» Stated task
Select all lines holding the word "price" from the entries that follow.

** start of Dataset excerpts **

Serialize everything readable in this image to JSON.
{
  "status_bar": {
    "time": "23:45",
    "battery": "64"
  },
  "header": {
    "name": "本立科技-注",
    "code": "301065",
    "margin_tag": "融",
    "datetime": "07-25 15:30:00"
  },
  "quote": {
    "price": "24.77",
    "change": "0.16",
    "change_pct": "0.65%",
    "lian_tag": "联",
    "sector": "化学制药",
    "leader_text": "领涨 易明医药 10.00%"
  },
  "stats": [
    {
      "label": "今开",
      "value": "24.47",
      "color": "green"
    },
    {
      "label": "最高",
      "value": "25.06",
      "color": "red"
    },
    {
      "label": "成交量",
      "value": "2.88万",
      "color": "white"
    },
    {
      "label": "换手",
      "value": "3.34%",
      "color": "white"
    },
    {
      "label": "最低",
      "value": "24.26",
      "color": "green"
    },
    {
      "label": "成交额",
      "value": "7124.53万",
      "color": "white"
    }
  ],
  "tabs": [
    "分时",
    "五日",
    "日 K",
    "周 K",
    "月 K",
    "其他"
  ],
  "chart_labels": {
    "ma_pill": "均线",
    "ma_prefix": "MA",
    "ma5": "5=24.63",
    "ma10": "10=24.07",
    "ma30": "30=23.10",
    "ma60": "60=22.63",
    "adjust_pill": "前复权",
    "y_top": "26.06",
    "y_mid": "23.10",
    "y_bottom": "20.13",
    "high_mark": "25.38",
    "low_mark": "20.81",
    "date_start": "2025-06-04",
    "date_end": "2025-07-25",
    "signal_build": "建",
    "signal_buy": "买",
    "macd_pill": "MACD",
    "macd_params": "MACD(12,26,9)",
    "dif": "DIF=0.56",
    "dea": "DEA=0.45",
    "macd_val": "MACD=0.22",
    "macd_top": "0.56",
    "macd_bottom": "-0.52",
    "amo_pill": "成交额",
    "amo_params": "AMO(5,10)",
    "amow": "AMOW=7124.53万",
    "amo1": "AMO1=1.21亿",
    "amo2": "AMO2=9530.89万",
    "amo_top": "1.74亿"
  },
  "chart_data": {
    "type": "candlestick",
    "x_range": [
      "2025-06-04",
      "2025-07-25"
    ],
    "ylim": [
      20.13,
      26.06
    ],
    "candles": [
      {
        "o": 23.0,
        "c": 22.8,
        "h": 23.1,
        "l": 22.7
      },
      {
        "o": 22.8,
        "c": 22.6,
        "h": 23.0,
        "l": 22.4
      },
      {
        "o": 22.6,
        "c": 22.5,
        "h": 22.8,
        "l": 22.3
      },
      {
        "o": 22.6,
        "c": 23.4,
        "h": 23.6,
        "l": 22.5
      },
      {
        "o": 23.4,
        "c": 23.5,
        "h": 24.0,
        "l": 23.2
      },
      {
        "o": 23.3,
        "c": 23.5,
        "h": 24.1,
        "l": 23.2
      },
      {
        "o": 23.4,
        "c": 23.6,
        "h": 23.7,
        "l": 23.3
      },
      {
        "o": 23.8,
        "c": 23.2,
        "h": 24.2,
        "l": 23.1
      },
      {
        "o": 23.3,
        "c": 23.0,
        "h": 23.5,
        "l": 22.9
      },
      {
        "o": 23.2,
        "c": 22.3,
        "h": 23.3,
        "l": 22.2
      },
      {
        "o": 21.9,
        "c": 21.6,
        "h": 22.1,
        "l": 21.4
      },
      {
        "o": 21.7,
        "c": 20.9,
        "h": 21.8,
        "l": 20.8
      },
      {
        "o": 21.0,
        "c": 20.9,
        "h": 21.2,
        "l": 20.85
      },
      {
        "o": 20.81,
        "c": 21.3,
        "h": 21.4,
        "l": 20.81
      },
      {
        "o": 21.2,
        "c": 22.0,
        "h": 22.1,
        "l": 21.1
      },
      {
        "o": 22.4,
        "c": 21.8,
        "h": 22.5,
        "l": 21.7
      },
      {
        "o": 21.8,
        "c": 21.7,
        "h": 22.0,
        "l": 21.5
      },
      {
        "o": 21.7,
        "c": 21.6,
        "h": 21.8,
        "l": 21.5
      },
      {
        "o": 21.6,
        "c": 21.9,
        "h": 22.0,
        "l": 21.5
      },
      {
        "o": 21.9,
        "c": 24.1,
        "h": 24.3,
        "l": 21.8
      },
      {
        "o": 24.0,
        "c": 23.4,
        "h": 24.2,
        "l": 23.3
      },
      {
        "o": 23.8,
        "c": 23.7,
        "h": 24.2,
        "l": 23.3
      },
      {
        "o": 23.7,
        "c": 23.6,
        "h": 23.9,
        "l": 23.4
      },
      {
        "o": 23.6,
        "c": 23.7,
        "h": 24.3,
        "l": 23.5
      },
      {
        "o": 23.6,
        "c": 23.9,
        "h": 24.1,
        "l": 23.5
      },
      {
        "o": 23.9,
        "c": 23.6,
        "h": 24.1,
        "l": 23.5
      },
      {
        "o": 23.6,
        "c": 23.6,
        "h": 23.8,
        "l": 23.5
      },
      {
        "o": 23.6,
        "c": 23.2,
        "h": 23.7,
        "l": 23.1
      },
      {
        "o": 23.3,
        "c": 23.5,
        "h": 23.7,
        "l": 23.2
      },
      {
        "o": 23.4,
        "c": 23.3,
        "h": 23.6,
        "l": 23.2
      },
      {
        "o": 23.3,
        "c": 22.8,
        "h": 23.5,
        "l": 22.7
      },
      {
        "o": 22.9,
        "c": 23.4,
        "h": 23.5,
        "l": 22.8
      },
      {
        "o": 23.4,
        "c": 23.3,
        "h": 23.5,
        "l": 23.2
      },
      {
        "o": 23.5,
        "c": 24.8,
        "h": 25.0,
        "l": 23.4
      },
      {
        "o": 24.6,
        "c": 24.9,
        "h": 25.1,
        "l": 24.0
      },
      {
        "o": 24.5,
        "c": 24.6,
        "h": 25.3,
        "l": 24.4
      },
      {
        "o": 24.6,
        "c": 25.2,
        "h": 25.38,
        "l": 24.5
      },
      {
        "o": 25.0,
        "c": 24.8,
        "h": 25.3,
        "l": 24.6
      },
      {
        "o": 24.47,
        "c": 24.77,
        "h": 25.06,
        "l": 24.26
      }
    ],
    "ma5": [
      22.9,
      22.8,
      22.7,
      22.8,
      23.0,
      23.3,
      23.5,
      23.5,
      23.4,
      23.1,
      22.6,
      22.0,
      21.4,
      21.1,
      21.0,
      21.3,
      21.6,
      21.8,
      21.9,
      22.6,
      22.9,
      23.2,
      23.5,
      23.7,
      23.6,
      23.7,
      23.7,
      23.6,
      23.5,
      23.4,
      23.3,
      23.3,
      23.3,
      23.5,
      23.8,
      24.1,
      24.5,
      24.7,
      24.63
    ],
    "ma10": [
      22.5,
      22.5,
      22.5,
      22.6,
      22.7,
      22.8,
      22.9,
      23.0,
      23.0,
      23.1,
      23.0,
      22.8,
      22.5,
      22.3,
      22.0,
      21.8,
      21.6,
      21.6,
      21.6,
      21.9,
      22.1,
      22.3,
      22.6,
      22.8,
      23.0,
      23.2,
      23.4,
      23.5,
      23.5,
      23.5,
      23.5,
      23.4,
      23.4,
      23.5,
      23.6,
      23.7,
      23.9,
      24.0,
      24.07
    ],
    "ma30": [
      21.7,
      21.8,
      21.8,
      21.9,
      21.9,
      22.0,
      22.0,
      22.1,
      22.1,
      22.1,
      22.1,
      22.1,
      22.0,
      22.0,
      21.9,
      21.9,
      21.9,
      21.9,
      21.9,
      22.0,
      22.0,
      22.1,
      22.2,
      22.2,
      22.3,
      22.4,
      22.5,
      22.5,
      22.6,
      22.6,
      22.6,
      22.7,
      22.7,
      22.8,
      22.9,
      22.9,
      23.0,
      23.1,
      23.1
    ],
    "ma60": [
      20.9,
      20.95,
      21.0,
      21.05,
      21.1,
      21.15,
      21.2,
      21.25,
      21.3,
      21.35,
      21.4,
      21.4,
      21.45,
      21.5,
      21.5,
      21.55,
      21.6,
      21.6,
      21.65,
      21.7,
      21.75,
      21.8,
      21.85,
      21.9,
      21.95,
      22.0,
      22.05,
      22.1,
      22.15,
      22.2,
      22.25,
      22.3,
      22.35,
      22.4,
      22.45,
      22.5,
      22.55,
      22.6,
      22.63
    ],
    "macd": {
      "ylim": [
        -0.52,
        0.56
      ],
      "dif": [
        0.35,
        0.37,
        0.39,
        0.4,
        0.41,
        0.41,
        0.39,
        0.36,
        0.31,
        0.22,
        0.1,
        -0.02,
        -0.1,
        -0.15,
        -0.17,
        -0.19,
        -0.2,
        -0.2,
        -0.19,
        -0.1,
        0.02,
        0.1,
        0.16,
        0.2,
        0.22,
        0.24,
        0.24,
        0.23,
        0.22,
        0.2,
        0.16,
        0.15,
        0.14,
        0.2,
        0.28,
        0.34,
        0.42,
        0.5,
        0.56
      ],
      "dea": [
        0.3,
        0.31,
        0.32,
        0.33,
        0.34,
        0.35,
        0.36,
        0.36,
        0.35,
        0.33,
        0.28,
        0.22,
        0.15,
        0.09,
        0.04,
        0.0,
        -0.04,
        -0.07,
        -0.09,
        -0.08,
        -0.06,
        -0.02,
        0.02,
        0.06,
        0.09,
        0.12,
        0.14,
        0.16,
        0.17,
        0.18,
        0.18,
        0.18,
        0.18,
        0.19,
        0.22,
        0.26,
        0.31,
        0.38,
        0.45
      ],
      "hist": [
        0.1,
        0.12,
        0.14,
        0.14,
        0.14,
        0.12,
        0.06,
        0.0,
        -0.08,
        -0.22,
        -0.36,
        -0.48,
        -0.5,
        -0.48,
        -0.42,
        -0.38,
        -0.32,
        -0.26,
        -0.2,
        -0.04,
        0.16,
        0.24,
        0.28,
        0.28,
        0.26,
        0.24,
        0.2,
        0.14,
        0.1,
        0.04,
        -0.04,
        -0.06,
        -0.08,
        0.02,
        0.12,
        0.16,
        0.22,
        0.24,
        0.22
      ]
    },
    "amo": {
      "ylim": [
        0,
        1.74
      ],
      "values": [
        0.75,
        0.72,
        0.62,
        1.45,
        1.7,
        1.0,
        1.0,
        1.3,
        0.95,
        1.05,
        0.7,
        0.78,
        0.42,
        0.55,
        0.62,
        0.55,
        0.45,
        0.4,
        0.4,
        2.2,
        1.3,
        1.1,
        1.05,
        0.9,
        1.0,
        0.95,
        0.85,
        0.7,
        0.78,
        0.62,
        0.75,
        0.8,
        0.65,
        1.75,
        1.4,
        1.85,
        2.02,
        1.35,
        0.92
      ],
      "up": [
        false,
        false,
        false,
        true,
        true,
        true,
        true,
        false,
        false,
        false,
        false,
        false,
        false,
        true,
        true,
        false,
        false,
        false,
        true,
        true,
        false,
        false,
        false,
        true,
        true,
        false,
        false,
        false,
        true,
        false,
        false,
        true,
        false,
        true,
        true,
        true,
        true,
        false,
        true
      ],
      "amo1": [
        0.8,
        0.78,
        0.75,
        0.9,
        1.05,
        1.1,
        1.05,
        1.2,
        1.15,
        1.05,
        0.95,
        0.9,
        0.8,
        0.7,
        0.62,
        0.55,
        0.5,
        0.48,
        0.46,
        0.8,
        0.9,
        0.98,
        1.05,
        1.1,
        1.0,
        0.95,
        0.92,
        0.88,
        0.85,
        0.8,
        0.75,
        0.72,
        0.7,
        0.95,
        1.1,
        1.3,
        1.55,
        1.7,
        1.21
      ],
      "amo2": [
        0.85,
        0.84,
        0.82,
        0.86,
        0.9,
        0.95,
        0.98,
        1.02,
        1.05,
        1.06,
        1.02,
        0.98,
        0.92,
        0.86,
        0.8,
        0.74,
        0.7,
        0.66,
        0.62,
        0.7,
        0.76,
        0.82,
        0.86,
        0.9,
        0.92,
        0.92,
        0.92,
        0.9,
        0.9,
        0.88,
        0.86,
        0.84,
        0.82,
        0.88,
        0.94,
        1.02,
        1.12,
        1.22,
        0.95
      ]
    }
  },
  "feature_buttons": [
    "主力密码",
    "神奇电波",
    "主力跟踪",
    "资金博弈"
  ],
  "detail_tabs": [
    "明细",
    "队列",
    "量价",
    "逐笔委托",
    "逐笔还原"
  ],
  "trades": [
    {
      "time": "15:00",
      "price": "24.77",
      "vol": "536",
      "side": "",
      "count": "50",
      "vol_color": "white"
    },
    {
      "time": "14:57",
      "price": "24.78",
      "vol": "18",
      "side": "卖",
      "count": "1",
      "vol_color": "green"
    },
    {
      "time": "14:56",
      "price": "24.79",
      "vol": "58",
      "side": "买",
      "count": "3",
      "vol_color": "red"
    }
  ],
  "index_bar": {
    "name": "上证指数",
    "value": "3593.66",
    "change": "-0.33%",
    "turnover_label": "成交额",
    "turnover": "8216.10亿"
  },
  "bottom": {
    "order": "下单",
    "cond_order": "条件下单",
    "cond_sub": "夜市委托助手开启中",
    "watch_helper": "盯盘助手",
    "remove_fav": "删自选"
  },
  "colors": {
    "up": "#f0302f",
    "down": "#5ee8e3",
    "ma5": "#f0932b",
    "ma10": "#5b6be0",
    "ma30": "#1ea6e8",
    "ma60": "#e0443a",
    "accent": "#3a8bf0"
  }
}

** end of Dataset excerpts **

» Problem solution
    "price": "24.77",
      "price": "24.77",
      "price": "24.78",
      "price": "24.79",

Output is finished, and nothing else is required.